> **What is asked**: Find every line in the records below that holds the word "xông", and copy it out.

╭─ Records shown

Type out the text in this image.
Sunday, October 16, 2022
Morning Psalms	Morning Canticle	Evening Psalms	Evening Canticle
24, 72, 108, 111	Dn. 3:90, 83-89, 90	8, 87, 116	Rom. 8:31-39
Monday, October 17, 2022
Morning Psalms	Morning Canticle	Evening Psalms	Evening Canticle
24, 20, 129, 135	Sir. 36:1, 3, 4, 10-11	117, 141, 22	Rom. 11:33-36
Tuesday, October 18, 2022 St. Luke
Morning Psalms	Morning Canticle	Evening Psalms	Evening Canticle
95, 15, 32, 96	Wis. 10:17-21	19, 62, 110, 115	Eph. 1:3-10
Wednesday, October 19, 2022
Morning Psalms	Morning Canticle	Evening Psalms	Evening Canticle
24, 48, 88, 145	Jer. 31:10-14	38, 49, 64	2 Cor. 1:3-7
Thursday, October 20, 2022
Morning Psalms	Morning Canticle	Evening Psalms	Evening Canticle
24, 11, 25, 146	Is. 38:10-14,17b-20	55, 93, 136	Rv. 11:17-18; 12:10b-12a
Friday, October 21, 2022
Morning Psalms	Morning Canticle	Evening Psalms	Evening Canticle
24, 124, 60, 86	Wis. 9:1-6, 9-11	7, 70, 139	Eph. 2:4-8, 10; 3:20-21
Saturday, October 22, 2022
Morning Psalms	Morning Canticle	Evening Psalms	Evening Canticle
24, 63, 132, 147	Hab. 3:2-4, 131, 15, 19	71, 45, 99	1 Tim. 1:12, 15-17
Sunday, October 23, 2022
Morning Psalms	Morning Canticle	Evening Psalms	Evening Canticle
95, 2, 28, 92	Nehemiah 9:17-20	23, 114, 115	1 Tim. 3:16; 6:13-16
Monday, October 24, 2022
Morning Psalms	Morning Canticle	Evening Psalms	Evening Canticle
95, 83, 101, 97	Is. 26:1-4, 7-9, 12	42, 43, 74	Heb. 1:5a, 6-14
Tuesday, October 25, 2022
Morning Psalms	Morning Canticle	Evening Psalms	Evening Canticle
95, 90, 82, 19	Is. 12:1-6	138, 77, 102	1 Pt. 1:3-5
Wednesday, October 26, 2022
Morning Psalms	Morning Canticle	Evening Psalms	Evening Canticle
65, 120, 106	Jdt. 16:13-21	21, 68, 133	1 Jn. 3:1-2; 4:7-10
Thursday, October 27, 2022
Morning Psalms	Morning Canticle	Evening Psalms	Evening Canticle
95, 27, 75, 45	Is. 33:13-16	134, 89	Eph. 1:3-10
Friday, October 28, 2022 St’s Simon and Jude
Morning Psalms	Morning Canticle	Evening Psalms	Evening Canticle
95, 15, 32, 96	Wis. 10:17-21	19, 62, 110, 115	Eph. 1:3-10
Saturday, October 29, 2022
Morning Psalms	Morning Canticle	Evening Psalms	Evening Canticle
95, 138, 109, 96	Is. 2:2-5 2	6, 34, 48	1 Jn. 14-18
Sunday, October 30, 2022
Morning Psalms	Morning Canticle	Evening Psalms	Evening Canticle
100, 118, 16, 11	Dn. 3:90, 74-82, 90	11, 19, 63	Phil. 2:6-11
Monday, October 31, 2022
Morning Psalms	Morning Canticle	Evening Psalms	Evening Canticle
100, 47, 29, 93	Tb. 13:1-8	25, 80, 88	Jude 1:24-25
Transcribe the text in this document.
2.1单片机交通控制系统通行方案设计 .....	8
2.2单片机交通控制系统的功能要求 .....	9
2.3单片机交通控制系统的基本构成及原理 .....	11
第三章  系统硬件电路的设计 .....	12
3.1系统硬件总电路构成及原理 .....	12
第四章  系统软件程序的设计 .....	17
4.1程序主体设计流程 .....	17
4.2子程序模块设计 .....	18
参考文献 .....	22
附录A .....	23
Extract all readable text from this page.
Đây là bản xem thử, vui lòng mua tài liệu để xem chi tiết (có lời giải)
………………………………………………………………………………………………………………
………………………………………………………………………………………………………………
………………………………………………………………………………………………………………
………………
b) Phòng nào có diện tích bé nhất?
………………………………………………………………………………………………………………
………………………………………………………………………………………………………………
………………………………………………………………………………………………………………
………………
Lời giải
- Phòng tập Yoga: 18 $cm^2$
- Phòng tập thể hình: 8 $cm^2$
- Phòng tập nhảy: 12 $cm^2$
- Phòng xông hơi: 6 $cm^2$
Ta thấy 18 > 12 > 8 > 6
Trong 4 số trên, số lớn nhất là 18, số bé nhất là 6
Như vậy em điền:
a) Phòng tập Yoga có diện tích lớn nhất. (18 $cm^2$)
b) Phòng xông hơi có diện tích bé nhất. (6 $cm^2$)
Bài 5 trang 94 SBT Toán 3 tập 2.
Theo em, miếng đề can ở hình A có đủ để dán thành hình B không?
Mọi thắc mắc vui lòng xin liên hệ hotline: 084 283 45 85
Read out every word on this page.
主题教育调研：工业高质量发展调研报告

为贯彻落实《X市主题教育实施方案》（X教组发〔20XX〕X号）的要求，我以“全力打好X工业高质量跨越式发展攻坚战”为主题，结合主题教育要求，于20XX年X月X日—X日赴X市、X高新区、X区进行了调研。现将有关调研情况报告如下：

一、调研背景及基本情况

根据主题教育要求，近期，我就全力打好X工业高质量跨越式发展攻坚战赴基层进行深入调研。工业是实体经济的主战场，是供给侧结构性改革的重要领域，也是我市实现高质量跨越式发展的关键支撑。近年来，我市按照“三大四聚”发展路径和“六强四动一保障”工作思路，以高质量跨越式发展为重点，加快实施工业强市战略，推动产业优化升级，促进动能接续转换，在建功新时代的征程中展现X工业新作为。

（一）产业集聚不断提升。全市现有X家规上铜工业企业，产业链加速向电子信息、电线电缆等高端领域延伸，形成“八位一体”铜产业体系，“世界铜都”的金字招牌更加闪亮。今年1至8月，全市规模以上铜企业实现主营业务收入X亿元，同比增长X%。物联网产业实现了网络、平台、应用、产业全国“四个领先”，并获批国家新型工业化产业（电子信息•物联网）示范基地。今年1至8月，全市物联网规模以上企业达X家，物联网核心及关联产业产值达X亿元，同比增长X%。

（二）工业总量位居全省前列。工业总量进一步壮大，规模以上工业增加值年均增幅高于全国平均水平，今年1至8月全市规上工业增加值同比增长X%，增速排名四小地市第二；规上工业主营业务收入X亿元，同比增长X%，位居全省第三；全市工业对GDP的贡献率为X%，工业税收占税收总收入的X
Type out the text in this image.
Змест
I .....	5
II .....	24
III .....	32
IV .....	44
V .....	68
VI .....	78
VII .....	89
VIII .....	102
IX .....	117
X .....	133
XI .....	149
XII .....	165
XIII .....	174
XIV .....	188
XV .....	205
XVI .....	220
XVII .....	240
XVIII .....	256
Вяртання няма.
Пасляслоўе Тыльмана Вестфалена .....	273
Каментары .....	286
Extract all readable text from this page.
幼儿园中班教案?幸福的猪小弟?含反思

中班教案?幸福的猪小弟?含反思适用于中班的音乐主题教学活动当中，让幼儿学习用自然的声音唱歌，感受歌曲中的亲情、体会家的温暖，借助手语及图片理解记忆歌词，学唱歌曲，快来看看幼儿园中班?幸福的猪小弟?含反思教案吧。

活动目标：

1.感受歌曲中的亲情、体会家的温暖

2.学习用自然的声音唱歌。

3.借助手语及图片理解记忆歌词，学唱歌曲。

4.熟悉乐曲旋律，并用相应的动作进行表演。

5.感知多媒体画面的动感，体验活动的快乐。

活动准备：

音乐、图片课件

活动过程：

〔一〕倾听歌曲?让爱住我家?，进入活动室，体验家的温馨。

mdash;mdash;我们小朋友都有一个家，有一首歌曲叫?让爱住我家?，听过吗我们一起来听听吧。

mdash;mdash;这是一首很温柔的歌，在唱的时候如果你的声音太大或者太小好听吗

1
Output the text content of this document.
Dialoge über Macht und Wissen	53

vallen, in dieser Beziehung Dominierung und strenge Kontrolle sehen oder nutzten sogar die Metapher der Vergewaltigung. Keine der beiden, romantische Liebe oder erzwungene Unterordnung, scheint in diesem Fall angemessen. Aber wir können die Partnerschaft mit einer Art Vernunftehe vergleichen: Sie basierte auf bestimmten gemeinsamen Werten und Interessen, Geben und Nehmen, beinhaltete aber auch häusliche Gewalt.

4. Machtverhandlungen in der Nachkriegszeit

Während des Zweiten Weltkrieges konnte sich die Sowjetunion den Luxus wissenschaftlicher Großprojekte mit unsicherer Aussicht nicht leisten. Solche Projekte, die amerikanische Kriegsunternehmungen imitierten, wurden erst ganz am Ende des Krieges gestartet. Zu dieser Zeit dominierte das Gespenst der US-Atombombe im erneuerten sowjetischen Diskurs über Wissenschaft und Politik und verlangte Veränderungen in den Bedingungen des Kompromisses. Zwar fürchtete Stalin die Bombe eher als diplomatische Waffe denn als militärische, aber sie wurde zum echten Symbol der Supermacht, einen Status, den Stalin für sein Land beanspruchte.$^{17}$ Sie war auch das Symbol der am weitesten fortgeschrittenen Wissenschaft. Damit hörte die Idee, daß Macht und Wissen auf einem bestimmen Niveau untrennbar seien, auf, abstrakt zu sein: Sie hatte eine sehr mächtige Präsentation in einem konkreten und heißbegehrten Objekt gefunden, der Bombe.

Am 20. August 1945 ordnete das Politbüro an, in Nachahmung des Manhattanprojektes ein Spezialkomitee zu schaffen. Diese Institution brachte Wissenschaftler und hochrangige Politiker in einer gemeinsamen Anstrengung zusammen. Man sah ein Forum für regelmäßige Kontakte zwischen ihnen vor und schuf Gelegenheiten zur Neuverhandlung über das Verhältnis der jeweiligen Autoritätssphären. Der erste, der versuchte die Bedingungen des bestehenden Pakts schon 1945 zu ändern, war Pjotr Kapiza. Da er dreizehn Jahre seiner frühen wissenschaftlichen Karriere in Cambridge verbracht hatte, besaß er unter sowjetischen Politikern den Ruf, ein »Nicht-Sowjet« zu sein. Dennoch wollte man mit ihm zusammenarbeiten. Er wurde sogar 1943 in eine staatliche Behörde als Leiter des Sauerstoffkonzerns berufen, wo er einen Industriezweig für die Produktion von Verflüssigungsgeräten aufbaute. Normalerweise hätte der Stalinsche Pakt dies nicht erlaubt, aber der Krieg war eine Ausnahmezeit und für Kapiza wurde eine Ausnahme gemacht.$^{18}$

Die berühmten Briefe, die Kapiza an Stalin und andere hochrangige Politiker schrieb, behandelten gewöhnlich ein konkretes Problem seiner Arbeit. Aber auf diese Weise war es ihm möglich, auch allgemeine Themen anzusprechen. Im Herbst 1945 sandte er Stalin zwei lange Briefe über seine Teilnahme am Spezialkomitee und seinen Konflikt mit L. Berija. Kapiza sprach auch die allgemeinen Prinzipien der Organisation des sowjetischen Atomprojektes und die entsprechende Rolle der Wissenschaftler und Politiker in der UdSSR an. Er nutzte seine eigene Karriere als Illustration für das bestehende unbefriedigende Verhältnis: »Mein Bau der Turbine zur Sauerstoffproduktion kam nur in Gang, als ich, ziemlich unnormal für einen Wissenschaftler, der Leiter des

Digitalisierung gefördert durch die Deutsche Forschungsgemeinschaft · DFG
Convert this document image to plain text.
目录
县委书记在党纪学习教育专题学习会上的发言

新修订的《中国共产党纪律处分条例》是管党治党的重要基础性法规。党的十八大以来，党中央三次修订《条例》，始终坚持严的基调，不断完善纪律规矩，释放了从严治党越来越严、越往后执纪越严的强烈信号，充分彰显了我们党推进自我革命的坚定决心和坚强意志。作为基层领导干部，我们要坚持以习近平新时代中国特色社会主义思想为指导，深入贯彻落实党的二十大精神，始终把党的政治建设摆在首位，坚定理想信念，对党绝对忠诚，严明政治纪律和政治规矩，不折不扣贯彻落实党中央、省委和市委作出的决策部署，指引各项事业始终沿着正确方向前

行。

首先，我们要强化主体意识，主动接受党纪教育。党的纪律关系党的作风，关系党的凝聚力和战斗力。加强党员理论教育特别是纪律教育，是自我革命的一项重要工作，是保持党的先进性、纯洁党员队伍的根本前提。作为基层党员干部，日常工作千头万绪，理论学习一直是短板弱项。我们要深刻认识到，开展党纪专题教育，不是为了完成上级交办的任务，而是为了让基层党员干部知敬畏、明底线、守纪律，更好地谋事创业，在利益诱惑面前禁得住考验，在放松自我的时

╰─

> **Answer**:
- Phòng xông hơi: 6 $cm^2$
b) Phòng xông hơi có diện tích bé nhất. (6 $cm^2$)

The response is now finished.